# REQUIREMENT
Of all the lines in the records, how many hold the word "Figure"? Answer with the number only.

Start of DATA ROWS

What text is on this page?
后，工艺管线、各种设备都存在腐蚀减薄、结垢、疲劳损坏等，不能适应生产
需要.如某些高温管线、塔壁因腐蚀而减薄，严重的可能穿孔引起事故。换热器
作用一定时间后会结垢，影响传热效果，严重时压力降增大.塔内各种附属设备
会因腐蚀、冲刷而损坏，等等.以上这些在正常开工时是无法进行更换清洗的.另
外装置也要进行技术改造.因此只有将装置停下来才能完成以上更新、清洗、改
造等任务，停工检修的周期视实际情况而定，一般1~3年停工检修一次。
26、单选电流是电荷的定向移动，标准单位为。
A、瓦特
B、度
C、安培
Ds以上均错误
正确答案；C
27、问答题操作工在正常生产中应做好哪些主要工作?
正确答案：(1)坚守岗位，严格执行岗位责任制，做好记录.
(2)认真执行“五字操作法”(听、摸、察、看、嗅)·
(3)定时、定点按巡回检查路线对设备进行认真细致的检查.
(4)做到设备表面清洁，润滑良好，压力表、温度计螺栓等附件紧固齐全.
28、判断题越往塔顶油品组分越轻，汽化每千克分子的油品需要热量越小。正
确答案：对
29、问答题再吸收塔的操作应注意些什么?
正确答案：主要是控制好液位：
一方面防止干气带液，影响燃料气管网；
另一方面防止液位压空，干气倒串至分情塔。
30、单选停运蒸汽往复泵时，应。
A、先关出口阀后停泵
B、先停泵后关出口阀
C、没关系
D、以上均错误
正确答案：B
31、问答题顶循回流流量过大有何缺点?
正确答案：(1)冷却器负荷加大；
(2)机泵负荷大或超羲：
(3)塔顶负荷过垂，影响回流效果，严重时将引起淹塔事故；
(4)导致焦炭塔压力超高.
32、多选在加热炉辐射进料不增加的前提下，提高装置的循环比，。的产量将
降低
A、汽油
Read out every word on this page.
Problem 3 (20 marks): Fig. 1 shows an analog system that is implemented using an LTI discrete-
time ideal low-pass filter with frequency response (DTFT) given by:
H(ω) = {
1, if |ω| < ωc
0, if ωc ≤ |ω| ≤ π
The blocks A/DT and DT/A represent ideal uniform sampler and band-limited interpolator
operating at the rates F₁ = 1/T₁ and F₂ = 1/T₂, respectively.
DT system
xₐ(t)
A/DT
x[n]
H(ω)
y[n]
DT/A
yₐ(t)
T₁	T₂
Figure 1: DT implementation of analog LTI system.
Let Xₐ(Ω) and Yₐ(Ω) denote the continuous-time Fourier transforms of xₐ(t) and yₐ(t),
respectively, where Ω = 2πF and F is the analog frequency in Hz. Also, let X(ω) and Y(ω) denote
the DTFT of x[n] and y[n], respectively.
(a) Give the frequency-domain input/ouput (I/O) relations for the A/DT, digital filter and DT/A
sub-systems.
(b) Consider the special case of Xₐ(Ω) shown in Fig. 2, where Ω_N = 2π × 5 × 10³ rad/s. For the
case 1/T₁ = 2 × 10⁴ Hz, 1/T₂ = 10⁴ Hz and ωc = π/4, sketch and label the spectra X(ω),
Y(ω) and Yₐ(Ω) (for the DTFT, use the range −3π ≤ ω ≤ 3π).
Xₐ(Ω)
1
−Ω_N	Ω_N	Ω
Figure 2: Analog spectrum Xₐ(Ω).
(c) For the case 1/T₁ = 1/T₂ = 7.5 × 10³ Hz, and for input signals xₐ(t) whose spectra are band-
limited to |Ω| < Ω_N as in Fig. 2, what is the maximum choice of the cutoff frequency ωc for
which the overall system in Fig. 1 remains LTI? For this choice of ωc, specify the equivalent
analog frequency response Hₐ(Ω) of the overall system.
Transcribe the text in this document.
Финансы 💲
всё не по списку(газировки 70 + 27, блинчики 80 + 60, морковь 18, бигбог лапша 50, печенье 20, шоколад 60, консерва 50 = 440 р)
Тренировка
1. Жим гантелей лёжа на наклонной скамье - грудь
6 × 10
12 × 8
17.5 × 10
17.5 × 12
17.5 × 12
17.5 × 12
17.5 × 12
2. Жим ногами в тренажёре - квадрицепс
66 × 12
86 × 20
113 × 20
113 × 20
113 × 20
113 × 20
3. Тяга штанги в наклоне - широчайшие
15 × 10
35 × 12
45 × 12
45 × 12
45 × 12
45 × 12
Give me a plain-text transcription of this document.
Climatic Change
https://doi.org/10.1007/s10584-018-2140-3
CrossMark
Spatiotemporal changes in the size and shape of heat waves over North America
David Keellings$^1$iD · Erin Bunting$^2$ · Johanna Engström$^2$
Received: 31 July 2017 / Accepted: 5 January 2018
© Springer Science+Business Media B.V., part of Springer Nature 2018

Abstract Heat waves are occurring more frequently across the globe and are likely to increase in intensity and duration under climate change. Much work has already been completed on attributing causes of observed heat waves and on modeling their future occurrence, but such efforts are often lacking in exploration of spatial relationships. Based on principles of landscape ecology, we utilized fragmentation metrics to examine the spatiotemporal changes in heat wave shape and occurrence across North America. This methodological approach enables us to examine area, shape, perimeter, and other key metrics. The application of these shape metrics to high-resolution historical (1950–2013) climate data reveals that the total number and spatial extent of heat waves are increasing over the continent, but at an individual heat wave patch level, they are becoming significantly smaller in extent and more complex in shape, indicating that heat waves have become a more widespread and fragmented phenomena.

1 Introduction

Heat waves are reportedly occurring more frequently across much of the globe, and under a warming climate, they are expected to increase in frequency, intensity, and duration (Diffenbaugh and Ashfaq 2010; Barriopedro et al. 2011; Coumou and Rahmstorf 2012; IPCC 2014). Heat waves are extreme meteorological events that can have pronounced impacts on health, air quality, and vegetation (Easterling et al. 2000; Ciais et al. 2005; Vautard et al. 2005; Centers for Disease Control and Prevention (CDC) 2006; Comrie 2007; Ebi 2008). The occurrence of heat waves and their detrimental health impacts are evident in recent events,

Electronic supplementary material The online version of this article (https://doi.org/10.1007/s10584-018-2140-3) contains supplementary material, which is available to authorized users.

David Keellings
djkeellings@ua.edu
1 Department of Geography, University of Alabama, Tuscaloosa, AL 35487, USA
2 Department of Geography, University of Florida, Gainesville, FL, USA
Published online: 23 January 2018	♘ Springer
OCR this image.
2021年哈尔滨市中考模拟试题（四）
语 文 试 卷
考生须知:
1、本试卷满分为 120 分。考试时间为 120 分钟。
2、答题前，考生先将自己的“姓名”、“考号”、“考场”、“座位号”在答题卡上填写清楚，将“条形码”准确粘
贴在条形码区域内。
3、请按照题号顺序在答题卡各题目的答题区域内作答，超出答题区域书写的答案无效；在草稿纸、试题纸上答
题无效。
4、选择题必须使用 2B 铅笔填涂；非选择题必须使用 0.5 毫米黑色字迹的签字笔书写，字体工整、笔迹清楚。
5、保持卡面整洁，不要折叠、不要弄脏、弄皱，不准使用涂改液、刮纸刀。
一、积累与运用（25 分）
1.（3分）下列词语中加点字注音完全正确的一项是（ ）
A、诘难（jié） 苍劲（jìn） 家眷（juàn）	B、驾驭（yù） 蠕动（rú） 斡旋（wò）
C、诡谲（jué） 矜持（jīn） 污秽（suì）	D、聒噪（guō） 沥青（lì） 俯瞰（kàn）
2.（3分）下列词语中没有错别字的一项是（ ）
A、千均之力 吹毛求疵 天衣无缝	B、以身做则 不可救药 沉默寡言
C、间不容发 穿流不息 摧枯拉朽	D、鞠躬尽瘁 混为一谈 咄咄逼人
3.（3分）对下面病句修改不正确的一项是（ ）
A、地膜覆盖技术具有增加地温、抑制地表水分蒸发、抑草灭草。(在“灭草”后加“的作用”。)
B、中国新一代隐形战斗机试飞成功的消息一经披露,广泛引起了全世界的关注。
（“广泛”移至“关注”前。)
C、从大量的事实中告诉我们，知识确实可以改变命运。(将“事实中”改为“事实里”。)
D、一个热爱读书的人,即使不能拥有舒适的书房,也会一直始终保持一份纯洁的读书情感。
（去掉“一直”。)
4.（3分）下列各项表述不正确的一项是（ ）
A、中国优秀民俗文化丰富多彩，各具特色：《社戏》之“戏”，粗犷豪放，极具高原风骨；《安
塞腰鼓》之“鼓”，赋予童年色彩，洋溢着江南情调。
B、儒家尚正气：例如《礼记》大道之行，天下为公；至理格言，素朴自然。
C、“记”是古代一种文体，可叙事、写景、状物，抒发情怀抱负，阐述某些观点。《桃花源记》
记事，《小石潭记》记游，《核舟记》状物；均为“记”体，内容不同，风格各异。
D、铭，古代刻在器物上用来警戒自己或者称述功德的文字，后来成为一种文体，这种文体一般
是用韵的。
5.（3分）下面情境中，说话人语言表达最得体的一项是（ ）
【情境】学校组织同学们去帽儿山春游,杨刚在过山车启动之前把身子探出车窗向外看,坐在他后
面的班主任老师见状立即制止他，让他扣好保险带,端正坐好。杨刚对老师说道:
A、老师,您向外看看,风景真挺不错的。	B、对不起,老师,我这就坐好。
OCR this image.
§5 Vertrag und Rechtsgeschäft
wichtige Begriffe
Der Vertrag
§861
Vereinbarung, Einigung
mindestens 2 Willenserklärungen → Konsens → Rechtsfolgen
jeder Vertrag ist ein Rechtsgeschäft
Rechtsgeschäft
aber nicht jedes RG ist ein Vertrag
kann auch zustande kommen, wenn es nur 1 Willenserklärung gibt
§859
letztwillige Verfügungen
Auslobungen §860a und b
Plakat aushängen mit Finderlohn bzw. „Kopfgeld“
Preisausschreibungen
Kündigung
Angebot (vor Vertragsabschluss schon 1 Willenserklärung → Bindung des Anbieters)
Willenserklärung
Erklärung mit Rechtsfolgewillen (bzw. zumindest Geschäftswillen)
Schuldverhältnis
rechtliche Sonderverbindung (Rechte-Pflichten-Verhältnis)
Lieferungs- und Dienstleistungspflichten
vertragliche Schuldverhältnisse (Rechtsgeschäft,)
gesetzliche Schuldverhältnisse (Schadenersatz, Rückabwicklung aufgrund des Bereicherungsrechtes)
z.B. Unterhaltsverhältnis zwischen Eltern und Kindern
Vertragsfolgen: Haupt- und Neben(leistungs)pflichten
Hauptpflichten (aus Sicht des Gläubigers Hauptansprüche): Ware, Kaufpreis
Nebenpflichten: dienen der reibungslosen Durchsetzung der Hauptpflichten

End of DATA ROWS

# RESPONSE
2